* Collected data entries
((

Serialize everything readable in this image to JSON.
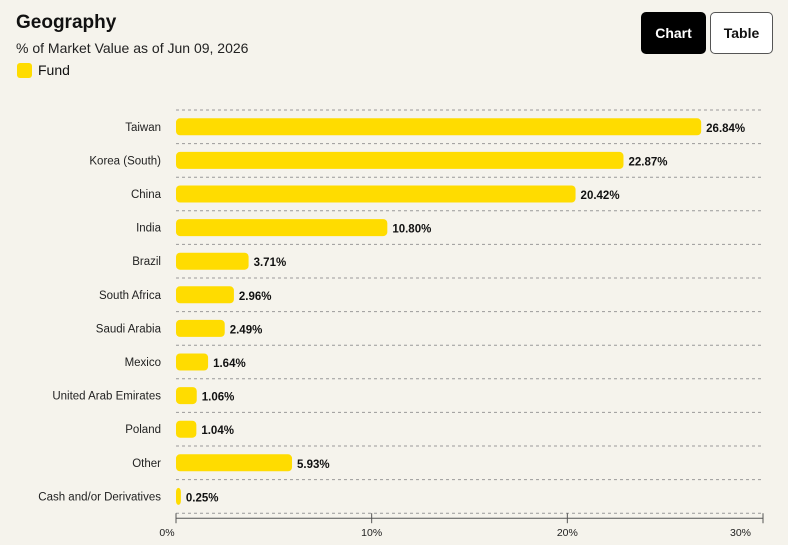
{
  "header": {
    "title": "Geography",
    "subtitle": "% of Market Value as of Jun 09, 2026",
    "chart_button": "Chart",
    "table_button": "Table"
  },
  "legend": {
    "label": "Fund",
    "color": "#ffdc00"
  },
  "chart_data": {
    "type": "bar",
    "orientation": "horizontal",
    "categories": [
      "Taiwan",
      "Korea (South)",
      "China",
      "India",
      "Brazil",
      "South Africa",
      "Saudi Arabia",
      "Mexico",
      "United Arab Emirates",
      "Poland",
      "Other",
      "Cash and/or Derivatives"
    ],
    "series": [
      {
        "name": "Fund",
        "values": [
          26.84,
          22.87,
          20.42,
          10.8,
          3.71,
          2.96,
          2.49,
          1.64,
          1.06,
          1.04,
          5.93,
          0.25
        ]
      }
    ],
    "value_labels": [
      "26.84%",
      "22.87%",
      "20.42%",
      "10.80%",
      "3.71%",
      "2.96%",
      "2.49%",
      "1.64%",
      "1.06%",
      "1.04%",
      "5.93%",
      "0.25%"
    ],
    "xlim": [
      0,
      30
    ],
    "x_ticks": [
      0,
      10,
      20,
      30
    ],
    "x_tick_labels": [
      "0%",
      "10%",
      "20%",
      "30%"
    ],
    "grid": "dashed horizontal separators",
    "legend_position": "top-left",
    "bar_color": "#ffdc00"
  }
}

))

* Directions
Leave out the pictures and return every record word for word.

* Exercise response
Serialize everything readable in this image to JSON.
{
  "header": {
    "title": "Geography",
    "subtitle": "% of Market Value as of Jun 09, 2026",
    "chart_button": "Chart",
    "table_button": "Table"
  },
  "legend": {
    "label": "Fund",
    "color": "#ffdc00"
  },
  "chart_data": {
    "type": "bar",
    "orientation": "horizontal",
    "categories": [
      "Taiwan",
      "Korea (South)",
      "China",
      "India",
      "Brazil",
      "South Africa",
      "Saudi Arabia",
      "Mexico",
      "United Arab Emirates",
      "Poland",
      "Other",
      "Cash and/or Derivatives"
    ],
    "series": [
      {
        "name": "Fund",
        "values": [
          26.84,
          22.87,
          20.42,
          10.8,
          3.71,
          2.96,
          2.49,
          1.64,
          1.06,
          1.04,
          5.93,
          0.25
        ]
      }
    ],
    "value_labels": [
      "26.84%",
      "22.87%",
      "20.42%",
      "10.80%",
      "3.71%",
      "2.96%",
      "2.49%",
      "1.64%",
      "1.06%",
      "1.04%",
      "5.93%",
      "0.25%"
    ],
    "xlim": [
      0,
      30
    ],
    "x_ticks": [
      0,
      10,
      20,
      30
    ],
    "x_tick_labels": [
      "0%",
      "10%",
      "20%",
      "30%"
    ],
    "grid": "dashed horizontal separators",
    "legend_position": "top-left",
    "bar_color": "#ffdc00"
  }
}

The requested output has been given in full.